Aim of the exercise | Please state how many lines in the records contain the string "elastic", with no words besides the number.

Task data |
(begin)
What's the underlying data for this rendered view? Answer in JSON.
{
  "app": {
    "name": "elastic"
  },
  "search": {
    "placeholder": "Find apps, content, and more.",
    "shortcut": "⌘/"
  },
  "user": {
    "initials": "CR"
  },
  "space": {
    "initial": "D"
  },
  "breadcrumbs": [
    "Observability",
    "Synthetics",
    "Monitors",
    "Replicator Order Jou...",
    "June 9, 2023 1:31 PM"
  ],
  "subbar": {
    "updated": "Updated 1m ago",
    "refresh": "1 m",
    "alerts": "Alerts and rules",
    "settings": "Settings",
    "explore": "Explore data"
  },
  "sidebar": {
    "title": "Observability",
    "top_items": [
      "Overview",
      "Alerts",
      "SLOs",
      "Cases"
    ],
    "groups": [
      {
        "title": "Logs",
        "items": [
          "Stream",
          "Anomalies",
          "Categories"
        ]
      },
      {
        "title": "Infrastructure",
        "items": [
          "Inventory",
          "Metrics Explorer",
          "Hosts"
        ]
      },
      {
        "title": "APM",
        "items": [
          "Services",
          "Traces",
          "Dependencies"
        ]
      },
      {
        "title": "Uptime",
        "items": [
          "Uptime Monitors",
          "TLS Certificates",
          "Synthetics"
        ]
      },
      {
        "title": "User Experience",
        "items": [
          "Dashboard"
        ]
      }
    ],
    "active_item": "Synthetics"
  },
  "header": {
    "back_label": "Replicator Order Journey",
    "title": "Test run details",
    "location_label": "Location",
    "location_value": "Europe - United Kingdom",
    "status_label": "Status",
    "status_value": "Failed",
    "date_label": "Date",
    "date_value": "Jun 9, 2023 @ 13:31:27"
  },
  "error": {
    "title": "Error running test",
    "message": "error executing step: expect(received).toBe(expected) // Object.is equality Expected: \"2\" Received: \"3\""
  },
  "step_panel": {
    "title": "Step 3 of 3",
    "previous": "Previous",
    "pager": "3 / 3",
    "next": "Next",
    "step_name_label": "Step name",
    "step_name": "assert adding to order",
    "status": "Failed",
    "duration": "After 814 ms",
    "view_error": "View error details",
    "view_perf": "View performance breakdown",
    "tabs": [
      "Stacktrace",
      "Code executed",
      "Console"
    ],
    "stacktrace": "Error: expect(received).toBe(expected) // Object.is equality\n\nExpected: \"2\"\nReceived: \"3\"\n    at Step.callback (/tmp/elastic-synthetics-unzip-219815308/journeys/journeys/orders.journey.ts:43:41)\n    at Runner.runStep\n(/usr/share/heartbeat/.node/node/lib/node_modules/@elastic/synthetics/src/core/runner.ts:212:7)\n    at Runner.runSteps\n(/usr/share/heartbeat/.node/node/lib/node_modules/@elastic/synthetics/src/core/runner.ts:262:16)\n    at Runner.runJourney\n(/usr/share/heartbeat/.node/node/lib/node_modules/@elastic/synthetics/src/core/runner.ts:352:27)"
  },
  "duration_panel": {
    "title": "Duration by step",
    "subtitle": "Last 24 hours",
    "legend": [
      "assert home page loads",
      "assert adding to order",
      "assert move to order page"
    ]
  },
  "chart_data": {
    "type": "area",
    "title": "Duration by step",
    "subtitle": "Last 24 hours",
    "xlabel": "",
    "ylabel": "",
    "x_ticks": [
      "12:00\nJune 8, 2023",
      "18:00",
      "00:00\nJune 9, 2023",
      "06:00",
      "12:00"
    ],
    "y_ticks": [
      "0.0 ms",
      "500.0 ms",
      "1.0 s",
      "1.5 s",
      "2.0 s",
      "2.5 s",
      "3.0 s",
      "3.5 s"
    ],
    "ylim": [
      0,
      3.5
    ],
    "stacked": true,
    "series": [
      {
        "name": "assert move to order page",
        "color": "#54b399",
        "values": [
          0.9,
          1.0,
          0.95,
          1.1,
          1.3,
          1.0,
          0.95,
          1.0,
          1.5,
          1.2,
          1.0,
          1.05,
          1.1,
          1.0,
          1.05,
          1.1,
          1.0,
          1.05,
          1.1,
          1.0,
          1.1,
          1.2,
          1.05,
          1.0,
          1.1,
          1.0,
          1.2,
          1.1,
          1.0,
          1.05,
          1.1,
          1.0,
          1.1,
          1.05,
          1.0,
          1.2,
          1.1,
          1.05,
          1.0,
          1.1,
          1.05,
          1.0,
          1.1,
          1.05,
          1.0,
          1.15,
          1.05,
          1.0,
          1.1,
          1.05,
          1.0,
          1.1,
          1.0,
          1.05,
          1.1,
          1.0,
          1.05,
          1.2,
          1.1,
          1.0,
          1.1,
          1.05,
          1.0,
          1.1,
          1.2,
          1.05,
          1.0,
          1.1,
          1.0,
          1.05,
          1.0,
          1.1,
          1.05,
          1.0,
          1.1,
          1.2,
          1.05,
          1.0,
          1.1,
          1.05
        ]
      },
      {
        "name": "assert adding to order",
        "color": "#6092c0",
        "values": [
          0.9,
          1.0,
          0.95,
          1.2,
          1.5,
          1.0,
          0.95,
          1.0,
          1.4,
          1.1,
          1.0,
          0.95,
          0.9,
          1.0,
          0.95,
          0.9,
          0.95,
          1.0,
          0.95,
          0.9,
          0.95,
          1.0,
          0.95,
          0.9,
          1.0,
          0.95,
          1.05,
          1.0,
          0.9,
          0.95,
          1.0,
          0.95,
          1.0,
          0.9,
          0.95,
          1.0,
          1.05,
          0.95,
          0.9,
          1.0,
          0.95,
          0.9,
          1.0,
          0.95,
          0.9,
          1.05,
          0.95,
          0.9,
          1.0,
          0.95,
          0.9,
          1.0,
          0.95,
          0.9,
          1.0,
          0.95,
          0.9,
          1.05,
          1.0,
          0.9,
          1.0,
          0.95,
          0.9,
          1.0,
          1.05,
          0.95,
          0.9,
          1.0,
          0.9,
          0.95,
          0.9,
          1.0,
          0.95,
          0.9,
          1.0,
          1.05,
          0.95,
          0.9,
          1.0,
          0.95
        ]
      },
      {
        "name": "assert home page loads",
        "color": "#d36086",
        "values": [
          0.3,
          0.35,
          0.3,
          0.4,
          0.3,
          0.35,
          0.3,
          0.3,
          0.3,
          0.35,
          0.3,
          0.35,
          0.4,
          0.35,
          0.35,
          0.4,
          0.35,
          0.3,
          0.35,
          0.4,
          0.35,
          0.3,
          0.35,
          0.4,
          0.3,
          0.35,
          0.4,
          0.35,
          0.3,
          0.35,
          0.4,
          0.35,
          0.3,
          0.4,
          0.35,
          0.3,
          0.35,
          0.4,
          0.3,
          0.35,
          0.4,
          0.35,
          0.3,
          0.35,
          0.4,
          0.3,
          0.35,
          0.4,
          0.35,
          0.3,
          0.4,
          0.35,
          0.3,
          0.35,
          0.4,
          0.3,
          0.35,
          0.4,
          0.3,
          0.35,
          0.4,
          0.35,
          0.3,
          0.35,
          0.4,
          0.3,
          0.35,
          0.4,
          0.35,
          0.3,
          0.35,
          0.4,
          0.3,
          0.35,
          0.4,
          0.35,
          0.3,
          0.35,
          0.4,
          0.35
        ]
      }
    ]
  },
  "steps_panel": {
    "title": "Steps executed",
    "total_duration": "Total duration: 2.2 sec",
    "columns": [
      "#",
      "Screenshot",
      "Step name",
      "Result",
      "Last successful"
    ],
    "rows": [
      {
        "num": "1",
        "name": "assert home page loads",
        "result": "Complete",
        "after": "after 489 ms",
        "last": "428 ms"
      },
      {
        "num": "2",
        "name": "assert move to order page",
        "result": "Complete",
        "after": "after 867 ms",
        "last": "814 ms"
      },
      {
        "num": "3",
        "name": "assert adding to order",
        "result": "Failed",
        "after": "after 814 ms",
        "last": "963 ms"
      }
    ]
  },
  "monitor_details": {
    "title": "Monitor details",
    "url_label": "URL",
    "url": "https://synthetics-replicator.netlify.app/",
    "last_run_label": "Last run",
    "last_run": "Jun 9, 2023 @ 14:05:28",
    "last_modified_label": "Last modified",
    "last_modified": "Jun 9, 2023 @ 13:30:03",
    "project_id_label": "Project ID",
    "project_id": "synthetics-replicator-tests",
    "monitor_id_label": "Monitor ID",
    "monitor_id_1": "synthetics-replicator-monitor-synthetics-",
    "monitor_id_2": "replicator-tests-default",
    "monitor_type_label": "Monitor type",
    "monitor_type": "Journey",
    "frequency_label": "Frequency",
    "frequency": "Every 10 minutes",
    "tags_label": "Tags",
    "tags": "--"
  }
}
(end)
Result for this exercise | 2